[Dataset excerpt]
** start **

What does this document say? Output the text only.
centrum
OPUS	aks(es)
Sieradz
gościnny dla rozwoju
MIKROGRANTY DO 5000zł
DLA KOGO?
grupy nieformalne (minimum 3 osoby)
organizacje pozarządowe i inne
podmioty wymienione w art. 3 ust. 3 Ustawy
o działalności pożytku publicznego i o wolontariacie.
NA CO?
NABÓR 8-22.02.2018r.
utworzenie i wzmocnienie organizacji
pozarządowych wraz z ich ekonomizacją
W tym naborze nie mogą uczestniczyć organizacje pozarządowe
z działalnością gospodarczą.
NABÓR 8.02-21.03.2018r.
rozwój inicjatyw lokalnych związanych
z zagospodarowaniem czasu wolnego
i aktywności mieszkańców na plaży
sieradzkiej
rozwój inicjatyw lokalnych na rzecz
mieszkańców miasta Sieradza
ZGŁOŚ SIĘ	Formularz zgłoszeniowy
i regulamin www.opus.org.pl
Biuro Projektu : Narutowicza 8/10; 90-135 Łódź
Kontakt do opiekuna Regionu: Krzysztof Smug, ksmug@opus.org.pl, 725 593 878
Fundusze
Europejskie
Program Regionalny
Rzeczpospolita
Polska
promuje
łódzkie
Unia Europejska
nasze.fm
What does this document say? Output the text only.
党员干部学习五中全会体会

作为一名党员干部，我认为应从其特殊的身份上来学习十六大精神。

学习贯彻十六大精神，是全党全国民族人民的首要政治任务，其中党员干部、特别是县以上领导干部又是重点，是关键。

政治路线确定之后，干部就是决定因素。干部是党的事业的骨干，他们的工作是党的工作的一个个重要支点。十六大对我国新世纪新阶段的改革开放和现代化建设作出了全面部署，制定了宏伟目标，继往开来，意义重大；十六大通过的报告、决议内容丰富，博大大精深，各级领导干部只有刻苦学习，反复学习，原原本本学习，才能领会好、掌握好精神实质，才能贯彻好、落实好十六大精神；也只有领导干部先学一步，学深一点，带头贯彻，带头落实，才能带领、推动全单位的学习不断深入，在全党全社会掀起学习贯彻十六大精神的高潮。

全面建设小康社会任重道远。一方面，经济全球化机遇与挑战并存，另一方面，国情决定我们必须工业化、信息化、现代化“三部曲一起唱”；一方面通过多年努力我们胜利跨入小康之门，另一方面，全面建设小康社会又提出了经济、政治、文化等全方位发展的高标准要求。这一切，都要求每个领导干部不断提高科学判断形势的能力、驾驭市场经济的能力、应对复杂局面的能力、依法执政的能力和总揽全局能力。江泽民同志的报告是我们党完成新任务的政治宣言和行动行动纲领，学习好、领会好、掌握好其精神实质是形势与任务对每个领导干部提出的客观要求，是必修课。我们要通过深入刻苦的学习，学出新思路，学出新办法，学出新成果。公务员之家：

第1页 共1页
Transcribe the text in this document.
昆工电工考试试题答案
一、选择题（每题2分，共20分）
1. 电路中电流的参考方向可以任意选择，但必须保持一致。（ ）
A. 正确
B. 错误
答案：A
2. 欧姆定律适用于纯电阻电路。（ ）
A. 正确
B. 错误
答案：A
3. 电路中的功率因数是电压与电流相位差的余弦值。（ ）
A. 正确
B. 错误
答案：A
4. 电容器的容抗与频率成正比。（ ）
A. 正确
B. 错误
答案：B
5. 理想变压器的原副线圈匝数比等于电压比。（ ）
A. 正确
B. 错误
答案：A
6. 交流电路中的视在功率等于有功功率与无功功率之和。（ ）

** end **

◆ **TASK REQUIREMENTS**:
Across the data, tally the lines containing "lokalnych" and give back the number alone.

◆ **ANSWER FOR THE TASK**:
2